» **Directions for this task**: Write out each record below exactly as it appears, with no pictures.

_ _ _ _

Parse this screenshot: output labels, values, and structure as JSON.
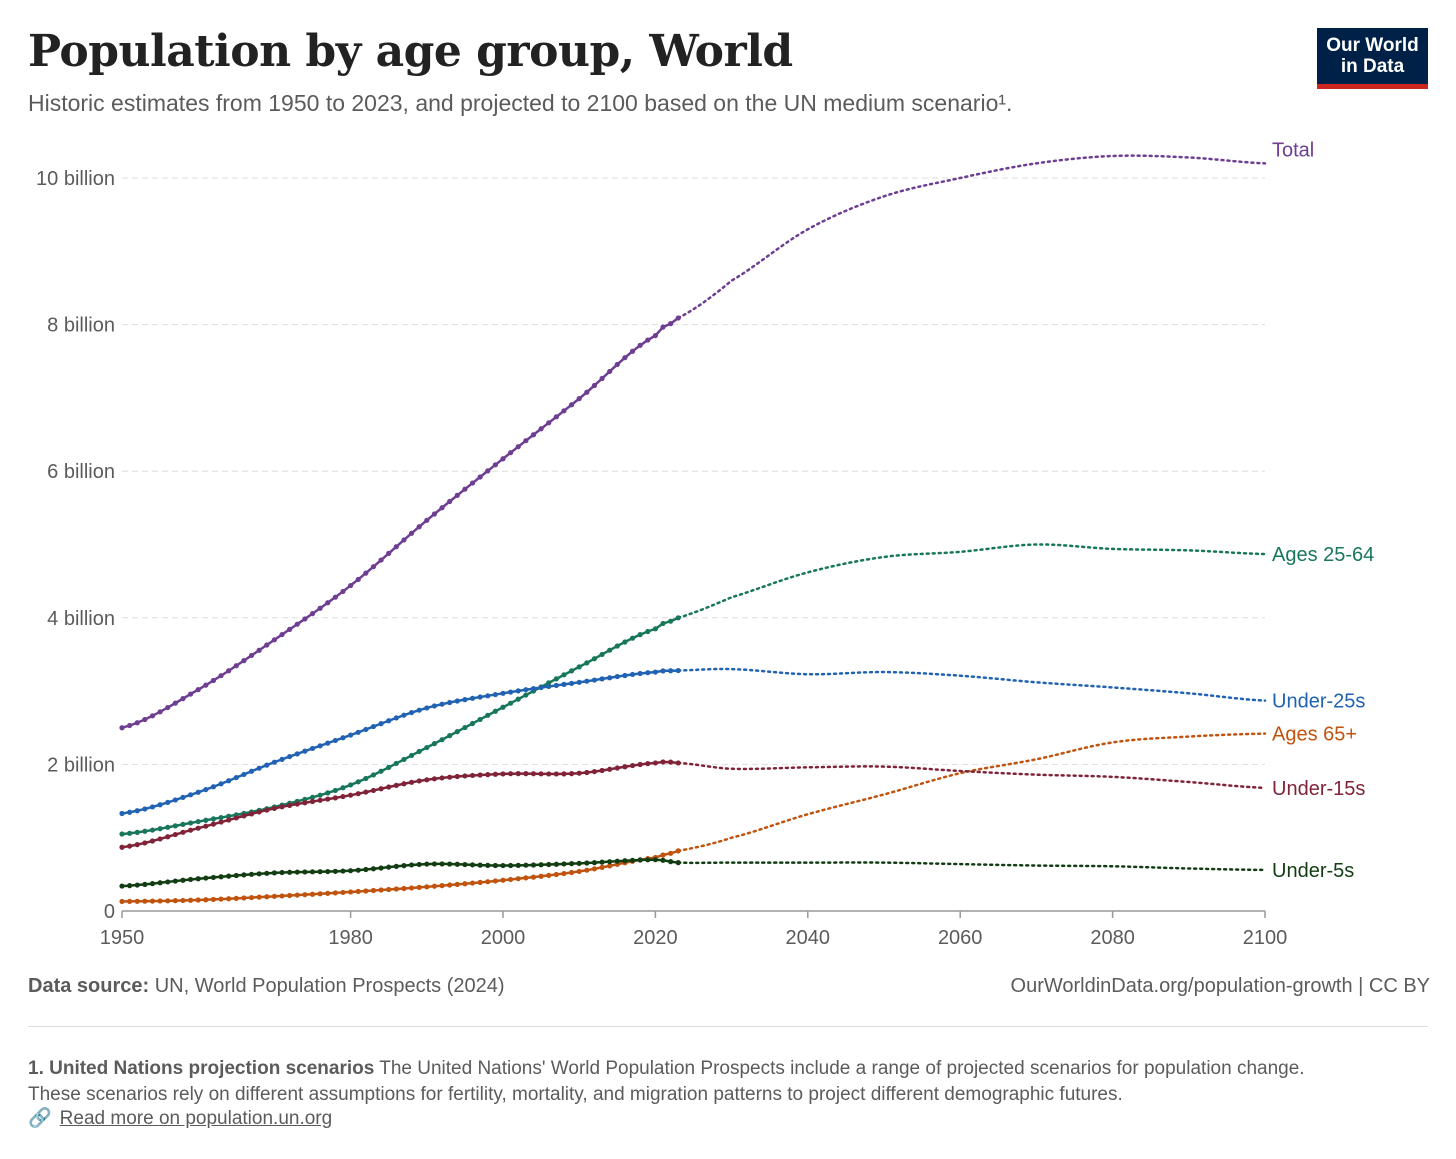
{
  "header": {
    "title": "Population by age group, World",
    "subtitle": "Historic estimates from 1950 to 2023, and projected to 2100 based on the UN medium scenario¹."
  },
  "logo": {
    "line1": "Our World",
    "line2": "in Data",
    "bg_color": "#002147",
    "accent_color": "#ce261e"
  },
  "footer": {
    "source_label": "Data source:",
    "source_text": "UN, World Population Prospects (2024)",
    "credit": "OurWorldinData.org/population-growth | CC BY",
    "footnote_title": "1. United Nations projection scenarios",
    "footnote_text": "The United Nations' World Population Prospects include a range of projected scenarios for population change. These scenarios rely on different assumptions for fertility, mortality, and migration patterns to project different demographic futures.",
    "link_icon": "link-icon",
    "link_text": "Read more on population.un.org"
  },
  "chart_data": {
    "type": "line",
    "title": "Population by age group, World",
    "xlim": [
      1950,
      2100
    ],
    "ylim": [
      0,
      10000000000
    ],
    "x_ticks": [
      1950,
      1980,
      2000,
      2020,
      2040,
      2060,
      2080,
      2100
    ],
    "x_tick_labels": [
      "1950",
      "1980",
      "2000",
      "2020",
      "2040",
      "2060",
      "2080",
      "2100"
    ],
    "y_ticks": [
      0,
      2000000000,
      4000000000,
      6000000000,
      8000000000,
      10000000000
    ],
    "y_tick_labels": [
      "0",
      "2 billion",
      "4 billion",
      "6 billion",
      "8 billion",
      "10 billion"
    ],
    "grid": "horizontal dashed",
    "legend": "labels at line ends (right)",
    "historic_end_year": 2023,
    "historic_style": "solid with dot markers",
    "projection_style": "dotted",
    "series": [
      {
        "name": "Total",
        "color": "#6d3e91",
        "x": [
          1950,
          1960,
          1970,
          1980,
          1990,
          2000,
          2010,
          2020,
          2023,
          2030,
          2040,
          2050,
          2060,
          2070,
          2080,
          2090,
          2100
        ],
        "values": [
          2500000000,
          3020000000,
          3700000000,
          4440000000,
          5330000000,
          6170000000,
          6990000000,
          7850000000,
          8090000000,
          8600000000,
          9300000000,
          9750000000,
          10000000000,
          10200000000,
          10300000000,
          10280000000,
          10200000000
        ]
      },
      {
        "name": "Ages 25-64",
        "color": "#18775b",
        "x": [
          1950,
          1960,
          1970,
          1980,
          1990,
          2000,
          2010,
          2020,
          2023,
          2030,
          2040,
          2050,
          2060,
          2070,
          2080,
          2090,
          2100
        ],
        "values": [
          1050000000,
          1220000000,
          1420000000,
          1720000000,
          2230000000,
          2780000000,
          3330000000,
          3850000000,
          4000000000,
          4280000000,
          4620000000,
          4830000000,
          4900000000,
          5000000000,
          4940000000,
          4920000000,
          4870000000
        ]
      },
      {
        "name": "Under-25s",
        "color": "#2162b3",
        "x": [
          1950,
          1960,
          1970,
          1980,
          1990,
          2000,
          2010,
          2020,
          2023,
          2030,
          2040,
          2050,
          2060,
          2070,
          2080,
          2090,
          2100
        ],
        "values": [
          1330000000,
          1620000000,
          2030000000,
          2400000000,
          2770000000,
          2970000000,
          3120000000,
          3260000000,
          3280000000,
          3300000000,
          3230000000,
          3260000000,
          3210000000,
          3120000000,
          3050000000,
          2970000000,
          2870000000
        ]
      },
      {
        "name": "Ages 65+",
        "color": "#c0540f",
        "x": [
          1950,
          1960,
          1970,
          1980,
          1990,
          2000,
          2010,
          2020,
          2023,
          2030,
          2040,
          2050,
          2060,
          2070,
          2080,
          2090,
          2100
        ],
        "values": [
          130000000,
          150000000,
          200000000,
          260000000,
          330000000,
          420000000,
          540000000,
          730000000,
          820000000,
          1000000000,
          1320000000,
          1590000000,
          1880000000,
          2070000000,
          2300000000,
          2380000000,
          2420000000
        ]
      },
      {
        "name": "Under-15s",
        "color": "#812338",
        "x": [
          1950,
          1960,
          1970,
          1980,
          1990,
          2000,
          2010,
          2020,
          2023,
          2030,
          2040,
          2050,
          2060,
          2070,
          2080,
          2090,
          2100
        ],
        "values": [
          870000000,
          1130000000,
          1400000000,
          1580000000,
          1790000000,
          1870000000,
          1880000000,
          2020000000,
          2020000000,
          1940000000,
          1960000000,
          1970000000,
          1910000000,
          1860000000,
          1830000000,
          1760000000,
          1680000000
        ]
      },
      {
        "name": "Under-5s",
        "color": "#123d13",
        "x": [
          1950,
          1960,
          1970,
          1980,
          1990,
          2000,
          2010,
          2020,
          2023,
          2030,
          2040,
          2050,
          2060,
          2070,
          2080,
          2090,
          2100
        ],
        "values": [
          340000000,
          440000000,
          520000000,
          550000000,
          640000000,
          620000000,
          650000000,
          700000000,
          660000000,
          660000000,
          660000000,
          660000000,
          640000000,
          620000000,
          610000000,
          580000000,
          560000000
        ]
      }
    ]
  }
}
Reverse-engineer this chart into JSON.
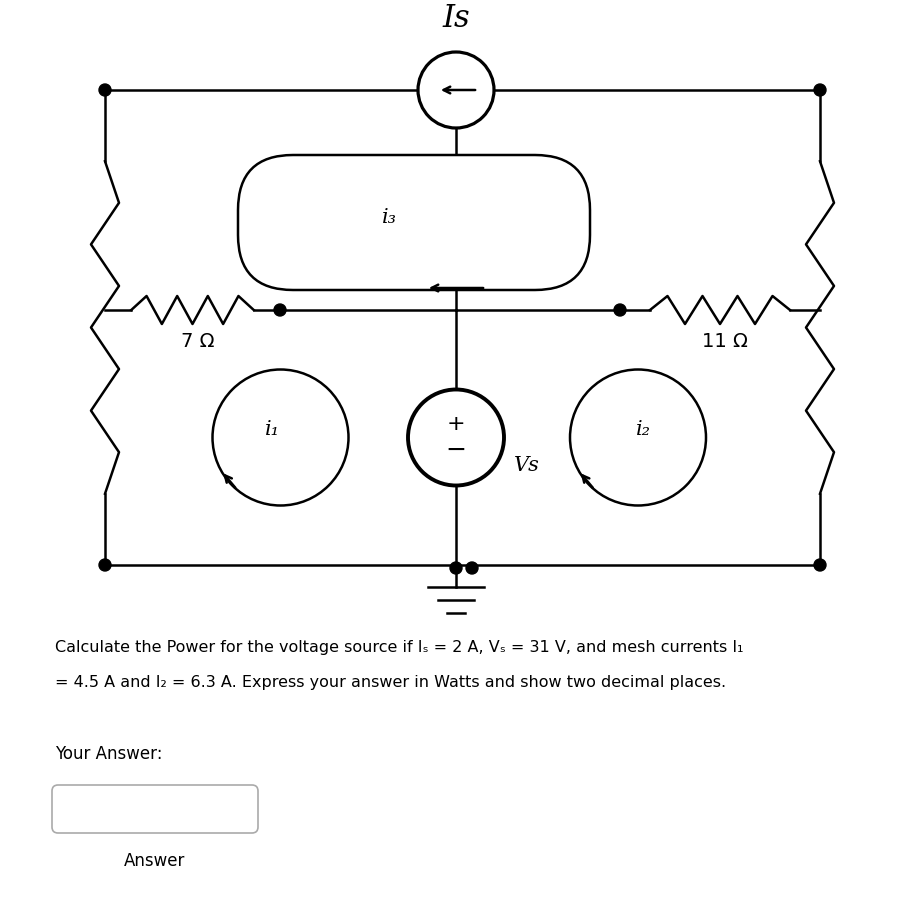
{
  "bg_color": "#ffffff",
  "line_color": "#000000",
  "title": "Is",
  "resistor_7": "7 Ω",
  "resistor_11": "11 Ω",
  "label_i3": "i₃",
  "label_i1": "i₁",
  "label_i2": "i₂",
  "label_Vs": "Vs",
  "problem_line1": "Calculate the Power for the voltage source if Iₛ = 2 A, Vₛ = 31 V, and mesh currents I₁",
  "problem_line2": "= 4.5 A and I₂ = 6.3 A. Express your answer in Watts and show two decimal places.",
  "your_answer_label": "Your Answer:",
  "answer_label": "Answer",
  "figsize": [
    9.12,
    9.24
  ],
  "dpi": 100
}
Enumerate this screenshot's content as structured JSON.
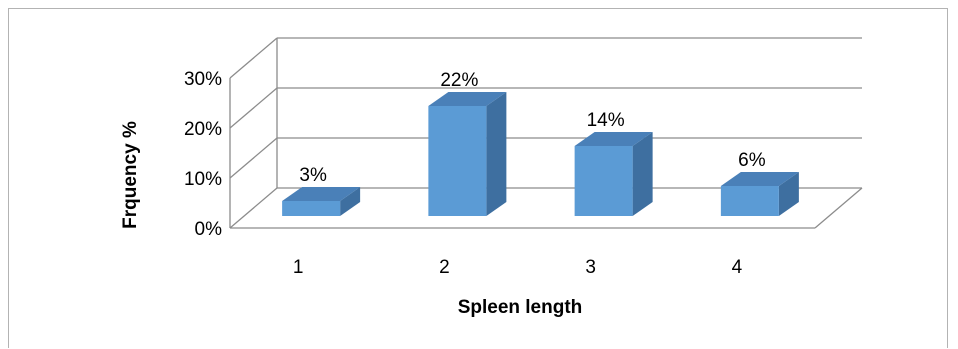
{
  "chart_data": {
    "type": "bar",
    "style": "3d-column",
    "categories": [
      "1",
      "2",
      "3",
      "4"
    ],
    "values": [
      3,
      22,
      14,
      6
    ],
    "data_labels": [
      "3%",
      "22%",
      "14%",
      "6%"
    ],
    "xlabel": "Spleen length",
    "ylabel": "Frquency %",
    "ylim": [
      0,
      30
    ],
    "yticks": [
      "0%",
      "10%",
      "20%",
      "30%"
    ],
    "grid": true,
    "legend": "none",
    "colors": {
      "bar_front": "#5b9bd5",
      "bar_side": "#3e6fa0",
      "bar_top": "#4a80b8",
      "grid": "#8c8c8c"
    }
  }
}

_ _ _ _

» **Output**:
Parse this screenshot: output labels, values, and structure as JSON.
{
  "header": {
    "title": "Population by age group, World",
    "subtitle": "Historic estimates from 1950 to 2023, and projected to 2100 based on the UN medium scenario¹."
  },
  "logo": {
    "line1": "Our World",
    "line2": "in Data",
    "bg_color": "#002147",
    "accent_color": "#ce261e"
  },
  "footer": {
    "source_label": "Data source:",
    "source_text": "UN, World Population Prospects (2024)",
    "credit": "OurWorldinData.org/population-growth | CC BY",
    "footnote_title": "1. United Nations projection scenarios",
    "footnote_text": "The United Nations' World Population Prospects include a range of projected scenarios for population change. These scenarios rely on different assumptions for fertility, mortality, and migration patterns to project different demographic futures.",
    "link_icon": "link-icon",
    "link_text": "Read more on population.un.org"
  },
  "chart_data": {
    "type": "line",
    "title": "Population by age group, World",
    "xlim": [
      1950,
      2100
    ],
    "ylim": [
      0,
      10000000000
    ],
    "x_ticks": [
      1950,
      1980,
      2000,
      2020,
      2040,
      2060,
      2080,
      2100
    ],
    "x_tick_labels": [
      "1950",
      "1980",
      "2000",
      "2020",
      "2040",
      "2060",
      "2080",
      "2100"
    ],
    "y_ticks": [
      0,
      2000000000,
      4000000000,
      6000000000,
      8000000000,
      10000000000
    ],
    "y_tick_labels": [
      "0",
      "2 billion",
      "4 billion",
      "6 billion",
      "8 billion",
      "10 billion"
    ],
    "grid": "horizontal dashed",
    "legend": "labels at line ends (right)",
    "historic_end_year": 2023,
    "historic_style": "solid with dot markers",
    "projection_style": "dotted",
    "series": [
      {
        "name": "Total",
        "color": "#6d3e91",
        "x": [
          1950,
          1960,
          1970,
          1980,
          1990,
          2000,
          2010,
          2020,
          2023,
          2030,
          2040,
          2050,
          2060,
          2070,
          2080,
          2090,
          2100
        ],
        "values": [
          2500000000,
          3020000000,
          3700000000,
          4440000000,
          5330000000,
          6170000000,
          6990000000,
          7850000000,
          8090000000,
          8600000000,
          9300000000,
          9750000000,
          10000000000,
          10200000000,
          10300000000,
          10280000000,
          10200000000
        ]
      },
      {
        "name": "Ages 25-64",
        "color": "#18775b",
        "x": [
          1950,
          1960,
          1970,
          1980,
          1990,
          2000,
          2010,
          2020,
          2023,
          2030,
          2040,
          2050,
          2060,
          2070,
          2080,
          2090,
          2100
        ],
        "values": [
          1050000000,
          1220000000,
          1420000000,
          1720000000,
          2230000000,
          2780000000,
          3330000000,
          3850000000,
          4000000000,
          4280000000,
          4620000000,
          4830000000,
          4900000000,
          5000000000,
          4940000000,
          4920000000,
          4870000000
        ]
      },
      {
        "name": "Under-25s",
        "color": "#2162b3",
        "x": [
          1950,
          1960,
          1970,
          1980,
          1990,
          2000,
          2010,
          2020,
          2023,
          2030,
          2040,
          2050,
          2060,
          2070,
          2080,
          2090,
          2100
        ],
        "values": [
          1330000000,
          1620000000,
          2030000000,
          2400000000,
          2770000000,
          2970000000,
          3120000000,
          3260000000,
          3280000000,
          3300000000,
          3230000000,
          3260000000,
          3210000000,
          3120000000,
          3050000000,
          2970000000,
          2870000000
        ]
      },
      {
        "name": "Ages 65+",
        "color": "#c0540f",
        "x": [
          1950,
          1960,
          1970,
          1980,
          1990,
          2000,
          2010,
          2020,
          2023,
          2030,
          2040,
          2050,
          2060,
          2070,
          2080,
          2090,
          2100
        ],
        "values": [
          130000000,
          150000000,
          200000000,
          260000000,
          330000000,
          420000000,
          540000000,
          730000000,
          820000000,
          1000000000,
          1320000000,
          1590000000,
          1880000000,
          2070000000,
          2300000000,
          2380000000,
          2420000000
        ]
      },
      {
        "name": "Under-15s",
        "color": "#812338",
        "x": [
          1950,
          1960,
          1970,
          1980,
          1990,
          2000,
          2010,
          2020,
          2023,
          2030,
          2040,
          2050,
          2060,
          2070,
          2080,
          2090,
          2100
        ],
        "values": [
          870000000,
          1130000000,
          1400000000,
          1580000000,
          1790000000,
          1870000000,
          1880000000,
          2020000000,
          2020000000,
          1940000000,
          1960000000,
          1970000000,
          1910000000,
          1860000000,
          1830000000,
          1760000000,
          1680000000
        ]
      },
      {
        "name": "Under-5s",
        "color": "#123d13",
        "x": [
          1950,
          1960,
          1970,
          1980,
          1990,
          2000,
          2010,
          2020,
          2023,
          2030,
          2040,
          2050,
          2060,
          2070,
          2080,
          2090,
          2100
        ],
        "values": [
          340000000,
          440000000,
          520000000,
          550000000,
          640000000,
          620000000,
          650000000,
          700000000,
          660000000,
          660000000,
          660000000,
          660000000,
          640000000,
          620000000,
          610000000,
          580000000,
          560000000
        ]
      }
    ]
  }
}
Reverse-engineer this chart into JSON.
{
  "bg_color": "#ffffff",
  "line_color": "#000000",
  "title": "Is",
  "resistor_7": "7 Ω",
  "resistor_11": "11 Ω",
  "label_i3": "i₃",
  "label_i1": "i₁",
  "label_i2": "i₂",
  "label_Vs": "Vs",
  "problem_line1": "Calculate the Power for the voltage source if Iₛ = 2 A, Vₛ = 31 V, and mesh currents I₁",
  "problem_line2": "= 4.5 A and I₂ = 6.3 A. Express your answer in Watts and show two decimal places.",
  "your_answer_label": "Your Answer:",
  "answer_label": "Answer",
  "figsize": [
    9.12,
    9.24
  ],
  "dpi": 100
}
Enumerate this screenshot's content as structured JSON.
{
  "chart_data": {
    "type": "bar",
    "style": "3d-column",
    "categories": [
      "1",
      "2",
      "3",
      "4"
    ],
    "values": [
      3,
      22,
      14,
      6
    ],
    "data_labels": [
      "3%",
      "22%",
      "14%",
      "6%"
    ],
    "xlabel": "Spleen length",
    "ylabel": "Frquency %",
    "ylim": [
      0,
      30
    ],
    "yticks": [
      "0%",
      "10%",
      "20%",
      "30%"
    ],
    "grid": true,
    "legend": "none",
    "colors": {
      "bar_front": "#5b9bd5",
      "bar_side": "#3e6fa0",
      "bar_top": "#4a80b8",
      "grid": "#8c8c8c"
    }
  }
}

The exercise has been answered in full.